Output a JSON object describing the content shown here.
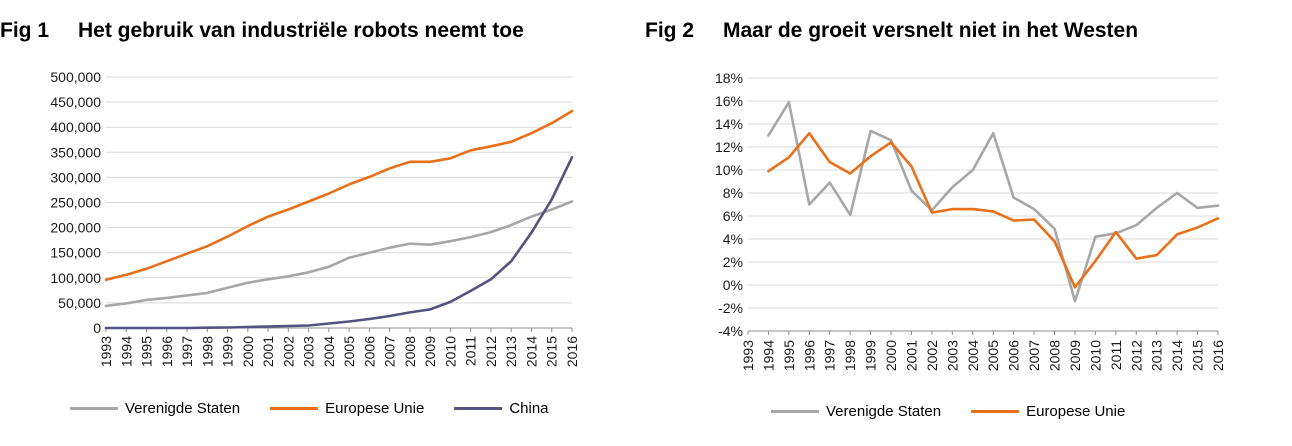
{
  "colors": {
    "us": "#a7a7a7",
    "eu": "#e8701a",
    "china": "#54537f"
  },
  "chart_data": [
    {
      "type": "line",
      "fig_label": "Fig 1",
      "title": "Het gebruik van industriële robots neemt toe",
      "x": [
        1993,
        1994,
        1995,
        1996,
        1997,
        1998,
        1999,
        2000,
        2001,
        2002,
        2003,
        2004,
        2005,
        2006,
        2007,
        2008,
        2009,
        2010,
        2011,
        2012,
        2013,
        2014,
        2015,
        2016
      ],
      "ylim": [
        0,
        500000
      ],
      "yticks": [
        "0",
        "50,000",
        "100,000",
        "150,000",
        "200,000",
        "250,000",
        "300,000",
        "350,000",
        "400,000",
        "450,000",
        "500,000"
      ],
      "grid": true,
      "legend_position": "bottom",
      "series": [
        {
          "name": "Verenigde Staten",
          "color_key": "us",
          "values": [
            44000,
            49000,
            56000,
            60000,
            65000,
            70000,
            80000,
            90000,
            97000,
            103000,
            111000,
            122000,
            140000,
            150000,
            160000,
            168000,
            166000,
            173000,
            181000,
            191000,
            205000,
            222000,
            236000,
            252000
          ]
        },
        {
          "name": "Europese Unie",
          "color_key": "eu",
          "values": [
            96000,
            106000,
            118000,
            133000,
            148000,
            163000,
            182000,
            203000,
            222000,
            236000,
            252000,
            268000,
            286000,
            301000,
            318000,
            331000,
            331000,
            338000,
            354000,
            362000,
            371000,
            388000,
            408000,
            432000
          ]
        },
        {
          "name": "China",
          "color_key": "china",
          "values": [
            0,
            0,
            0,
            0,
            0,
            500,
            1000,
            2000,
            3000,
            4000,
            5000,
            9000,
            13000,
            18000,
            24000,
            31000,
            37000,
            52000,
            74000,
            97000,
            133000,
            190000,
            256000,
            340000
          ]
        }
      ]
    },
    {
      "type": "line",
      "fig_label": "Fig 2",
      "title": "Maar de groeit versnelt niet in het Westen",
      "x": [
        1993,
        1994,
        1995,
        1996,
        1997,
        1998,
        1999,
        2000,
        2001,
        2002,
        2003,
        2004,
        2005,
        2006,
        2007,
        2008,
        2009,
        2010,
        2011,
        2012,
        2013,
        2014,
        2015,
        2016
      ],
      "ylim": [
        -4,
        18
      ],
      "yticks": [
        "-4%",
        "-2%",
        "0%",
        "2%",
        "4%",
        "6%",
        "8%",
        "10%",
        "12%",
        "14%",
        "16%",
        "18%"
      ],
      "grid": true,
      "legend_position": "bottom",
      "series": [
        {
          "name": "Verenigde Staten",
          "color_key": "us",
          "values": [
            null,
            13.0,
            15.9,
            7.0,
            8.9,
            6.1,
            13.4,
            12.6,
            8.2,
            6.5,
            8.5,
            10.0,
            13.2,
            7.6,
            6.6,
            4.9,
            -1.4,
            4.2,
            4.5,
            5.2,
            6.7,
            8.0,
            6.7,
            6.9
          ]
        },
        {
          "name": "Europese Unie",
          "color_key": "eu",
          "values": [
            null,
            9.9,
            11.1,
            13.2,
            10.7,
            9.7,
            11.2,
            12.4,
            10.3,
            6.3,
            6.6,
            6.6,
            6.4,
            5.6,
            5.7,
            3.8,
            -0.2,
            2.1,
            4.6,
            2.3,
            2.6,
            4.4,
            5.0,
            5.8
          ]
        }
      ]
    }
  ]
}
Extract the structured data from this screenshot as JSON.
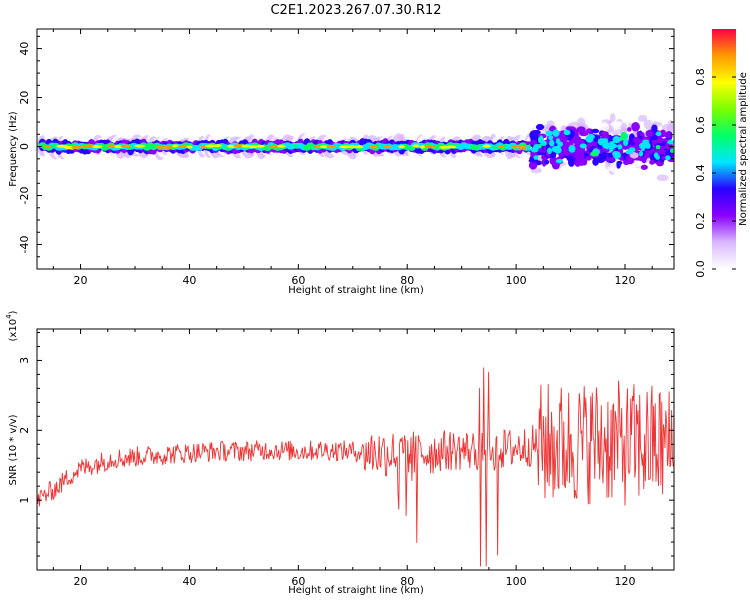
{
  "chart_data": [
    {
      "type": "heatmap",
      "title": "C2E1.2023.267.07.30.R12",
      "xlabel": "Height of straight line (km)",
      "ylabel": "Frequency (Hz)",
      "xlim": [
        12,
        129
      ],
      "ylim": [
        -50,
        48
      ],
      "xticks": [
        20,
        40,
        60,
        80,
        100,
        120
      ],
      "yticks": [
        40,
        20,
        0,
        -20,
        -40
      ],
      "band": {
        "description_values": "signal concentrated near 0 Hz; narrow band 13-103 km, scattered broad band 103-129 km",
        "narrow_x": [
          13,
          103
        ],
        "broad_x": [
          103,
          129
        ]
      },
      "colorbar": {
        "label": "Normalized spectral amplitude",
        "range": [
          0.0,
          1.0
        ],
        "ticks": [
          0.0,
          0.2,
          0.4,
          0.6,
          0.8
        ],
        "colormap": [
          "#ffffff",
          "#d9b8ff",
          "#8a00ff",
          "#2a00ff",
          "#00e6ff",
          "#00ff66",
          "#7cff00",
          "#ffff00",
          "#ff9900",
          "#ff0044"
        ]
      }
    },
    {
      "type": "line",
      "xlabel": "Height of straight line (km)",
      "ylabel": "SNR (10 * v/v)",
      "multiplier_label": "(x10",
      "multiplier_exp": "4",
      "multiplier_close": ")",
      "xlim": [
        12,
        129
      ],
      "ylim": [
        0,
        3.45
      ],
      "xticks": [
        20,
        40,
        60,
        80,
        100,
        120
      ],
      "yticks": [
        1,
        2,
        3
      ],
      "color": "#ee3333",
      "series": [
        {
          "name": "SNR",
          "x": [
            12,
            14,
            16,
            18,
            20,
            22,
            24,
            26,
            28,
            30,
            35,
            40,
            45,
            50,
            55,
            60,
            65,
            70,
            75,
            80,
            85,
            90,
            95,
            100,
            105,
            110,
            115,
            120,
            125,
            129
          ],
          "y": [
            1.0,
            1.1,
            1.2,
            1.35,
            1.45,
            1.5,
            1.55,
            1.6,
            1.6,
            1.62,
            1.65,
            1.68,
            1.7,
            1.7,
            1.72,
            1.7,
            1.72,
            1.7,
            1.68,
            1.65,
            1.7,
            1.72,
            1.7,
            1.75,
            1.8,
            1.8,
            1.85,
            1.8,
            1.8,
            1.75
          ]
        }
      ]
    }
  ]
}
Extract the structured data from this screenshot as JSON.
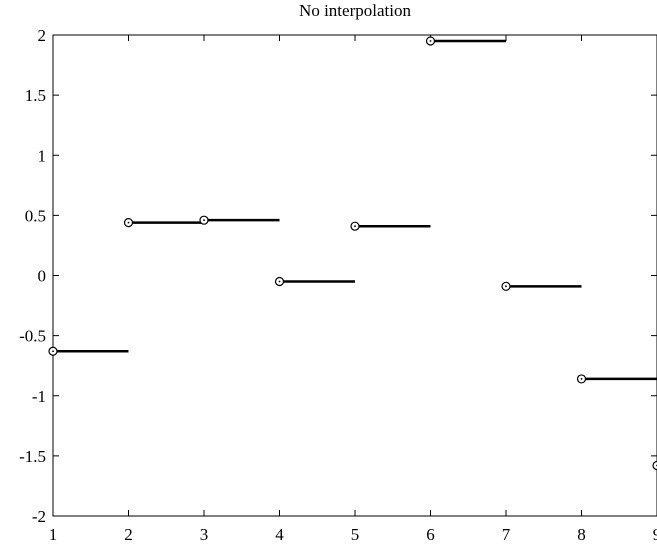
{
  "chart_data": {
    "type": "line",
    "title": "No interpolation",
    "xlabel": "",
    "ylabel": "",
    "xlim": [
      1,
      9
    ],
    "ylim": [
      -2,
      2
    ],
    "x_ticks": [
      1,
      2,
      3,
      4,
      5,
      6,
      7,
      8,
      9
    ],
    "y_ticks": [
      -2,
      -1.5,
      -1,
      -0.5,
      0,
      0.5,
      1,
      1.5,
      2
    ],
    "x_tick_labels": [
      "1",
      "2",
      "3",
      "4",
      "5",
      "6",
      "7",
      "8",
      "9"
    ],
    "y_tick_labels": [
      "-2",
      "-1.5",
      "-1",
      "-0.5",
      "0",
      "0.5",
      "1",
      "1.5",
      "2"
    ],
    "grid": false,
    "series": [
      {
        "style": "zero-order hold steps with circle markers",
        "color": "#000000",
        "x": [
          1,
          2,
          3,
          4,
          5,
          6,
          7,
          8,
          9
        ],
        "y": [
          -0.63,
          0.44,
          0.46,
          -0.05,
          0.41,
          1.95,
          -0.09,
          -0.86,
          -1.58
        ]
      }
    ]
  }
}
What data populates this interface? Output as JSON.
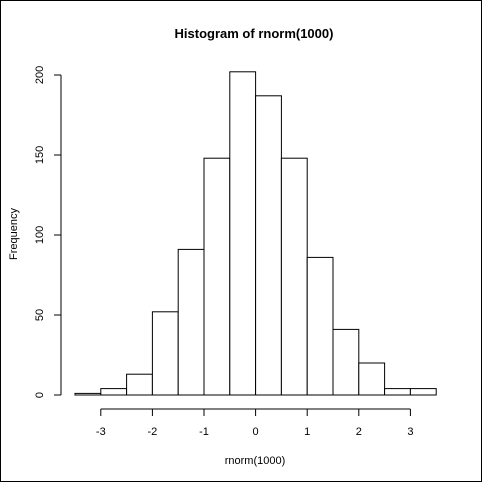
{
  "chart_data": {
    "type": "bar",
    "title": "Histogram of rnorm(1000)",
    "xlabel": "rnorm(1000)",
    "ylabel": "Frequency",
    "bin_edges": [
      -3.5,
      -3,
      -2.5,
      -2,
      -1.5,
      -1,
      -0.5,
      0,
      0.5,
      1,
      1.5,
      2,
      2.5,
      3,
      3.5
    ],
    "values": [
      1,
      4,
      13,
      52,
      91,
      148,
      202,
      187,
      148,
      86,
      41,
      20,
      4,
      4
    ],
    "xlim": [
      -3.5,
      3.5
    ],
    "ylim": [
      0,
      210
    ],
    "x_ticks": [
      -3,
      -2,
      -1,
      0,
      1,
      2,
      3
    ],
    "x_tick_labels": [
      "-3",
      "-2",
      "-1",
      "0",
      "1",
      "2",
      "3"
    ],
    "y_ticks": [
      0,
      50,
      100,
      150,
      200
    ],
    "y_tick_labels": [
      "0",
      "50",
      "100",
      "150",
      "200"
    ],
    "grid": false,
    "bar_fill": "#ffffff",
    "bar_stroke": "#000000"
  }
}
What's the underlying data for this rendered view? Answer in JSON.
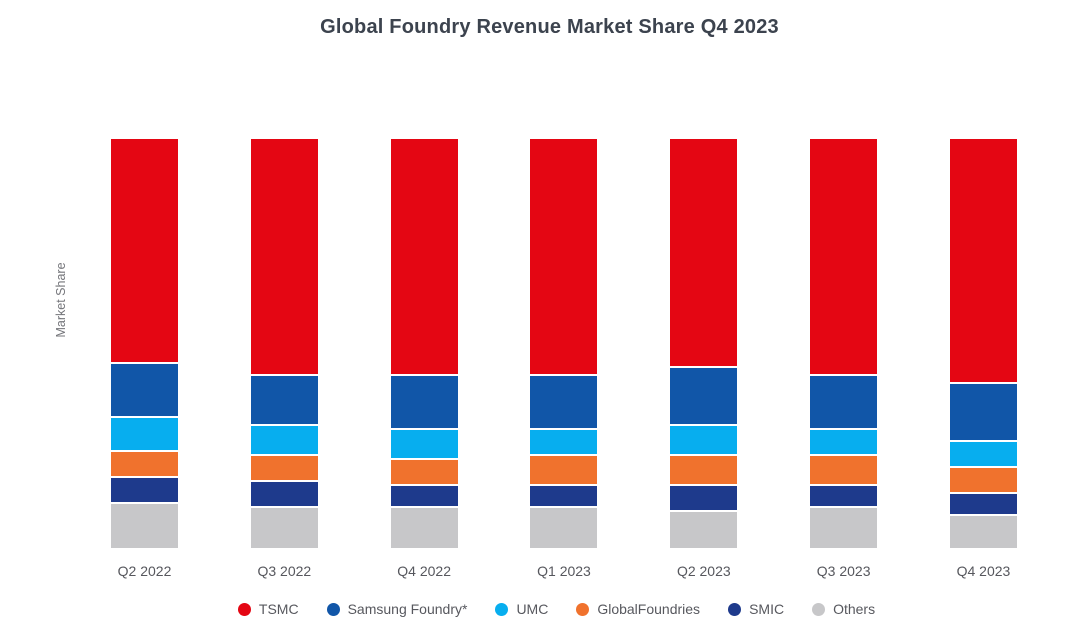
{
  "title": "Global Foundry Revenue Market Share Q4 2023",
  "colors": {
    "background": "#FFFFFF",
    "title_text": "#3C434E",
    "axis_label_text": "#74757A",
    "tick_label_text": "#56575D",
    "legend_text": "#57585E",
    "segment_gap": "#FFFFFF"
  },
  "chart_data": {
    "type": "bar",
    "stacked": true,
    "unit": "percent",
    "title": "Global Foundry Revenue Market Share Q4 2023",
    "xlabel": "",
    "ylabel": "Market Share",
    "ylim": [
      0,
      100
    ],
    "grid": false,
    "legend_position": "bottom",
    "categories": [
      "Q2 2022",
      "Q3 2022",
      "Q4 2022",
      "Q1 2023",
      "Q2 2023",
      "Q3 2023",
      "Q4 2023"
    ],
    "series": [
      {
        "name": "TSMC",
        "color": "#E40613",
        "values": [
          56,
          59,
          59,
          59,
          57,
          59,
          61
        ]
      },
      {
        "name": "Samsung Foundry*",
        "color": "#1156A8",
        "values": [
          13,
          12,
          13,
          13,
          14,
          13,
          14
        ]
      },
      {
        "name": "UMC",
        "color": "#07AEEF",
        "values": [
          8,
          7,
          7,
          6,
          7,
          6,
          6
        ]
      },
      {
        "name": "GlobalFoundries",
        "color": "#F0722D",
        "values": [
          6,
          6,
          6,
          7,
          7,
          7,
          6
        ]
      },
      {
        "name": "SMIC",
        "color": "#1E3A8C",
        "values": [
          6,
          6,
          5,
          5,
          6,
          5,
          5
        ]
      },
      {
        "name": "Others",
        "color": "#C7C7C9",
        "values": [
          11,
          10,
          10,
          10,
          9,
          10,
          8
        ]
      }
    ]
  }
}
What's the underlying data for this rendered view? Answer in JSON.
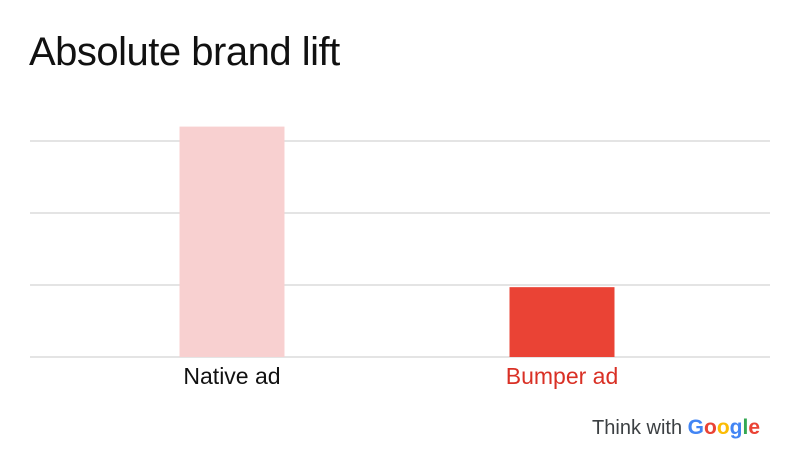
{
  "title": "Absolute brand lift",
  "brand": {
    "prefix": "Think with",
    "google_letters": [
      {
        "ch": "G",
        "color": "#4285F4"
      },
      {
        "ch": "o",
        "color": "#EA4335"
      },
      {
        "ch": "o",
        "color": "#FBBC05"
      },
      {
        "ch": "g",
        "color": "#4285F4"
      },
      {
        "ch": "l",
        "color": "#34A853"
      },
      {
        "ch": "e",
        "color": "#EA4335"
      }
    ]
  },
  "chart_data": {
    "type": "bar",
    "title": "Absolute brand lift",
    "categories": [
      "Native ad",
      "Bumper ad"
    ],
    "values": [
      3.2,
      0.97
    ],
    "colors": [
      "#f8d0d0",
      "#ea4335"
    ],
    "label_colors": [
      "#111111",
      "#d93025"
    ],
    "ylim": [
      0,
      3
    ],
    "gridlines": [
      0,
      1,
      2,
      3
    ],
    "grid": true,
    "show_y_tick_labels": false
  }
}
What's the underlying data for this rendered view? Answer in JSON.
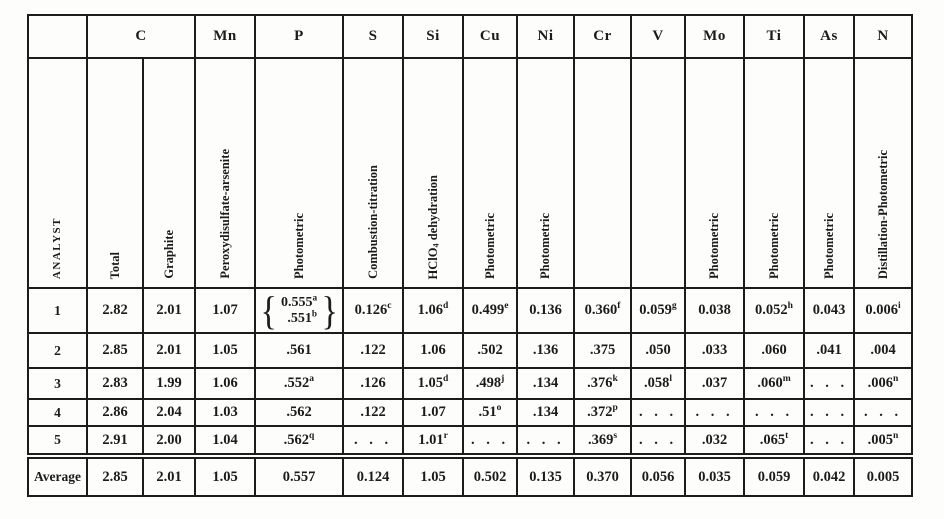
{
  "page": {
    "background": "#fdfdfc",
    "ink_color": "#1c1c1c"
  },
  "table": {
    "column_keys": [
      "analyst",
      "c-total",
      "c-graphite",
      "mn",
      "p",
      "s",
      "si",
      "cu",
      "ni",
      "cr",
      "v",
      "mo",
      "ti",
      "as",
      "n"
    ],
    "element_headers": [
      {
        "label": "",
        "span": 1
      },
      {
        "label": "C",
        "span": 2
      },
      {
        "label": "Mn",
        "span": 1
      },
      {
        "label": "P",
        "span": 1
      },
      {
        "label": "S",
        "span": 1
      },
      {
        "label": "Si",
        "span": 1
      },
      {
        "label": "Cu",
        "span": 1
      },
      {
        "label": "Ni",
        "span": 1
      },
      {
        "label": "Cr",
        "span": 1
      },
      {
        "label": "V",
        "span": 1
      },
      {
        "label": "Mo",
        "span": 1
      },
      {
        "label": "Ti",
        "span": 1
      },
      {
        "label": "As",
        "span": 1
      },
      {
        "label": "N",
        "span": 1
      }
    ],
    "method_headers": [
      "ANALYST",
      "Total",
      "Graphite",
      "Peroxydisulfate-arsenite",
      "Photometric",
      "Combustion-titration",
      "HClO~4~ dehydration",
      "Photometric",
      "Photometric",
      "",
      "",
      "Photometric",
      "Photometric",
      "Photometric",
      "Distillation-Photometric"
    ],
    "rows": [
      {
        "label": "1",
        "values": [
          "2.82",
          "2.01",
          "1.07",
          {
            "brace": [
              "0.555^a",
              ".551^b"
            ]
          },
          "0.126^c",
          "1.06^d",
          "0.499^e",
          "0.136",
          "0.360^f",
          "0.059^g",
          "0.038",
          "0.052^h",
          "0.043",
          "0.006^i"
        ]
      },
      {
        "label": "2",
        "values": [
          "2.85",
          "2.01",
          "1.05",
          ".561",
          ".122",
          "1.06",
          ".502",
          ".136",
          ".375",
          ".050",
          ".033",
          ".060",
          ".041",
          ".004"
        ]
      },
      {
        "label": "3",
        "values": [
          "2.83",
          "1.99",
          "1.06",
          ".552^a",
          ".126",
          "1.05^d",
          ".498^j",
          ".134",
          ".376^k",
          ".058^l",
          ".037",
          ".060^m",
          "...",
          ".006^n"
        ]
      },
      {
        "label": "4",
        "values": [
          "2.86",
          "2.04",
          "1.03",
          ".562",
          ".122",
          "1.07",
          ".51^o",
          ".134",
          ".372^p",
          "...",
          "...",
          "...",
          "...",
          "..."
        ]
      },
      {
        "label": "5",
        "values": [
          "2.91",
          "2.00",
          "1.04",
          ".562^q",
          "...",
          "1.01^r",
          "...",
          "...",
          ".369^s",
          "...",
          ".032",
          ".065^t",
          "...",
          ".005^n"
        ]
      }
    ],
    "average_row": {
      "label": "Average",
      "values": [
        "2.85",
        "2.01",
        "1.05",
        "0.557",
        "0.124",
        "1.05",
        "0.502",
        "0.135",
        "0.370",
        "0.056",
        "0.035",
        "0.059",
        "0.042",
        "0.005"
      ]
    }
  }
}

━━━━━━━━━━━━━━━━

Look for lines containing the string "Revenue" and copy them all.

  "title": "Global Foundry Revenue Market Share Q4 2023",
    "title": "Global Foundry Revenue Market Share Q4 2023",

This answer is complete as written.